- Exercise input -
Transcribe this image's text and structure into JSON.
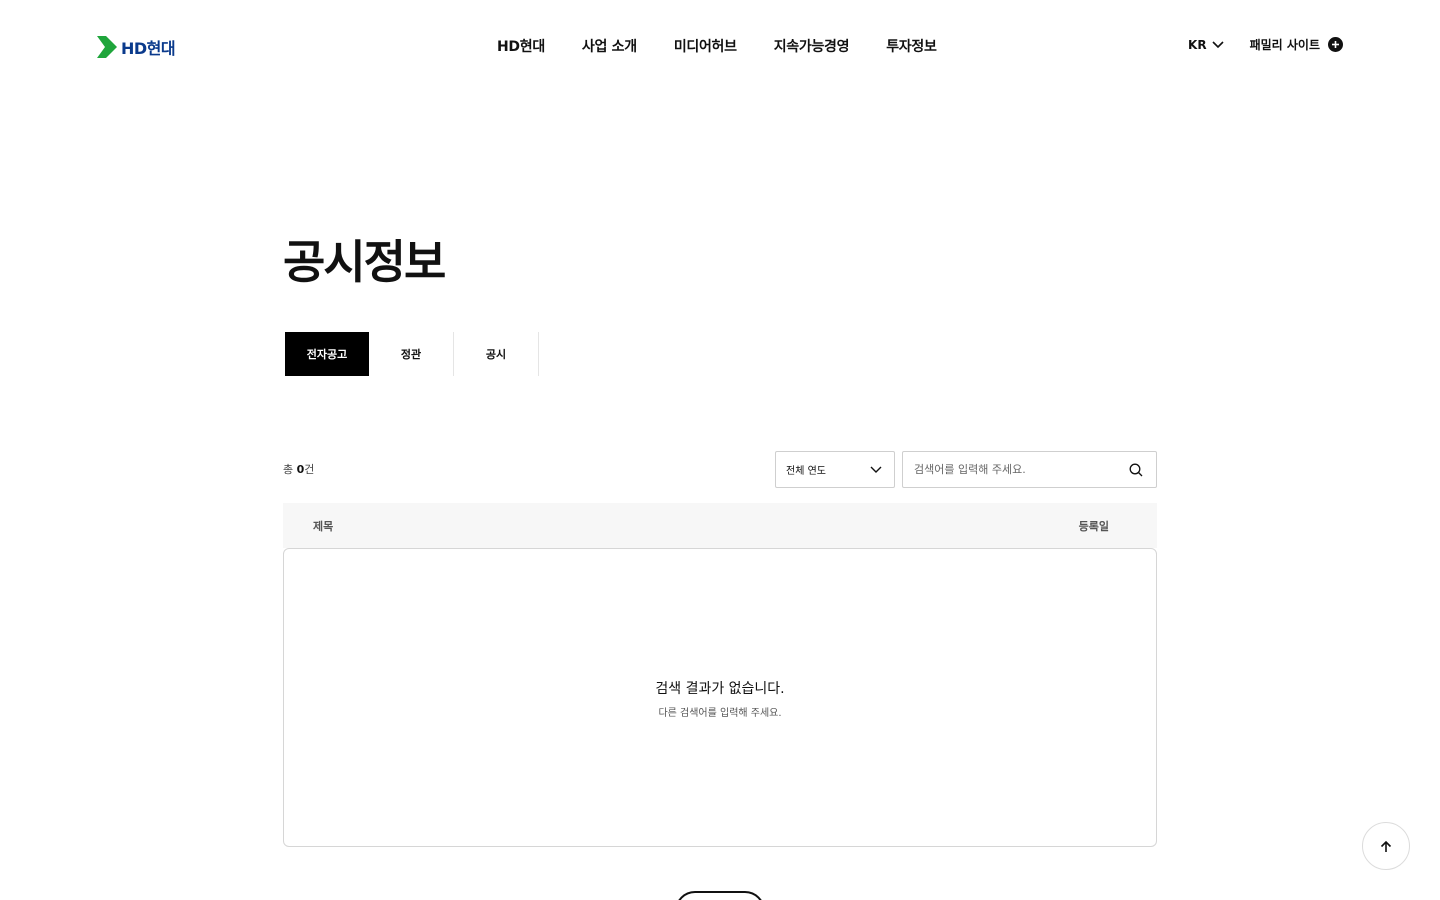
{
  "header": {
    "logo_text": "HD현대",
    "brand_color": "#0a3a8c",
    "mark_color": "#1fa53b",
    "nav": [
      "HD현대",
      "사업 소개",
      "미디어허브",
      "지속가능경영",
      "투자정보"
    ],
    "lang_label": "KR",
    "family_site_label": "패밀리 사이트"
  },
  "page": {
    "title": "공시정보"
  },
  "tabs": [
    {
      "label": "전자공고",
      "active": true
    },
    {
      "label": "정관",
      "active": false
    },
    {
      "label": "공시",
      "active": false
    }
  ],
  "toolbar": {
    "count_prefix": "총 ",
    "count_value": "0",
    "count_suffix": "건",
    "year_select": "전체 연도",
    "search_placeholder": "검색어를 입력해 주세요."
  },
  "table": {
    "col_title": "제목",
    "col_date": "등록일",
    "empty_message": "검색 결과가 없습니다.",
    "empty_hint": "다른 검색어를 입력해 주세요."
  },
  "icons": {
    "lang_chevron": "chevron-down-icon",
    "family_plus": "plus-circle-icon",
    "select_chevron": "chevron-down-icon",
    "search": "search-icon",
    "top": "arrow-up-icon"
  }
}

- The problem -
Using the records above, gather all lines where the string "down" is present.

- Answer to the exercise -
    "lang_chevron": "chevron-down-icon",
    "select_chevron": "chevron-down-icon",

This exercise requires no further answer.